Sherira bar Hanina (Hebrew:  שרירא בר חנינא) more commonly known as Sherira Gaon (Hebrew:  שרירא גאון; c. 906-c. 1006) was the gaon of the Academy of Pumbeditha. He was one of the most prominent Geonim of his period, and the father of Hai Gaon, who succeeded him as Gaon. He wrote the Iggeret Rav Sherira Gaon ("[The] Epistle of Rav Sherira Gaon"), a comprehensive history of the composition of the Talmud.

Life
Sherira was born circa 906 C.E., the descendant, both on his father's and his mother's side, of prominent families, several members of which had occupied the gaonate. His father was Hananiah ben R. Yehudai, also a gaon. Sherira claimed descent from Rabbah b. Abuha, who belonged to the family of the exilarch, thereby claiming descent from the Davidic line. Sherira stated that his genealogy could be traced back to the pre-Bostanaian branch of that family, which, he claimed, on account of the deterioration of the exilarchate had renounced its claims thereto, preferring instead the scholar's life. The seal of his family was a lion, which was said to have been the emblem of the Judean kings.

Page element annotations
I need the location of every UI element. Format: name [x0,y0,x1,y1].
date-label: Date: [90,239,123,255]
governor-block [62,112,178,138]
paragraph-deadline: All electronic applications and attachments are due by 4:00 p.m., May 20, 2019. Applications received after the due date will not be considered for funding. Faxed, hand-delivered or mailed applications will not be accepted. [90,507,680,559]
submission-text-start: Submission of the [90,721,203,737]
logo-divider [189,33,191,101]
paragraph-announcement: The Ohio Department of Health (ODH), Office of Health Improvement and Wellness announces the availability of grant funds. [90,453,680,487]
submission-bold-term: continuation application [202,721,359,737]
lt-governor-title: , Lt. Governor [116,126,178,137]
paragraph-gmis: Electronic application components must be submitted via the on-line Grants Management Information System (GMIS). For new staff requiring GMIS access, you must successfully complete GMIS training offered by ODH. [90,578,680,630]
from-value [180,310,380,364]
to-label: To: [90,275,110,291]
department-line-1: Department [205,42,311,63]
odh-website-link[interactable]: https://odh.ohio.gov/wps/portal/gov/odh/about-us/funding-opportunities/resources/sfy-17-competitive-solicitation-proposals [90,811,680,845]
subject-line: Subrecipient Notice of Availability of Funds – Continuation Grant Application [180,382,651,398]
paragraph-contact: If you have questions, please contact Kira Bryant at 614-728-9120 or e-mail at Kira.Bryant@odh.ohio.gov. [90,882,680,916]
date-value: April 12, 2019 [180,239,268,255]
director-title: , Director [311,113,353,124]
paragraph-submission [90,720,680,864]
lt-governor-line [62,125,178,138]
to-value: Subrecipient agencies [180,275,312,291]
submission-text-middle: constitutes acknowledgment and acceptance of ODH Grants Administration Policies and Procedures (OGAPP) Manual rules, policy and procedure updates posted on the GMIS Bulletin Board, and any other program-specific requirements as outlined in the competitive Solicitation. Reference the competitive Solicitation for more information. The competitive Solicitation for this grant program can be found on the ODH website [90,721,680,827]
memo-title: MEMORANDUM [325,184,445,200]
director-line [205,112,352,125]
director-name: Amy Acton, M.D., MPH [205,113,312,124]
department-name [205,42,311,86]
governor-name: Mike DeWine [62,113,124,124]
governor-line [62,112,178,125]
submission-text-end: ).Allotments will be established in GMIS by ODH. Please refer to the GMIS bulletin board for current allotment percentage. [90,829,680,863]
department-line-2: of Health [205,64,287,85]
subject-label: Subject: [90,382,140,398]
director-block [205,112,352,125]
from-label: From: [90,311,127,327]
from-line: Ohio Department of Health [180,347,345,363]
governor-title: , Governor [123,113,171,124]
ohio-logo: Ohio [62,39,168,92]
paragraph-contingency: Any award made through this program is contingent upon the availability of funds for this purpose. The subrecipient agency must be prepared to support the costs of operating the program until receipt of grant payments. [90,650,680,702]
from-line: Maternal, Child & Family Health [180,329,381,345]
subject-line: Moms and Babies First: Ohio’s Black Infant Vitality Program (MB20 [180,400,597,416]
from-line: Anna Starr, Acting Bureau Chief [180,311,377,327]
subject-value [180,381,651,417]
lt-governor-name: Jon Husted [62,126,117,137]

Work instructions:
(1) Which individuals does the passage on Sherira Gaon identify as having held the office of gaon?
(2) Can you extend the biography of Sherira Gaon, picking up after its final sentence?

Answers for the exercise:
(1) Sherira Gaon, his father Hananiah ben R. Yehudai, and his son Hai Gaon.

(2)
Sherira officiated first as chief judge. While in that office, he refused to recognize the election of Nehemiah ben Kohen Tzedek as gaon in 960. On Nehemiah's death in 968 C.E., Sherira was elected gaon of the Academy of Pumbedita, soon after which he appointed his son, Hai, chief judge in his stead.

In 997, he and his son were maliciously denounced by enemies to the caliph al-Qadir, though the nature of the accusation is unknown. He and his son were imprisoned and deprived of their property, even of the necessaries of life. Though the incarceration was brief, Sherira was now in very bad health. Sherira resigned the gaonate in 998 C.E., appointing his son as his successor. Sherira died soon after, circa 1006 C.E. He was the alleged father in law of Elijah ben Menahem Ha-Zaken.

His responsa
As director of the academy he sought to reach pupils both near and far, and many of his responsa have been preserved in the geonic collections and in the works containing the earlier decisions. His responsa are similar to the geonic responsa in general, a majority of them dealing with questions of religious practice, though some of them contain expositions and comments on passages of the Talmud and the Mishnah.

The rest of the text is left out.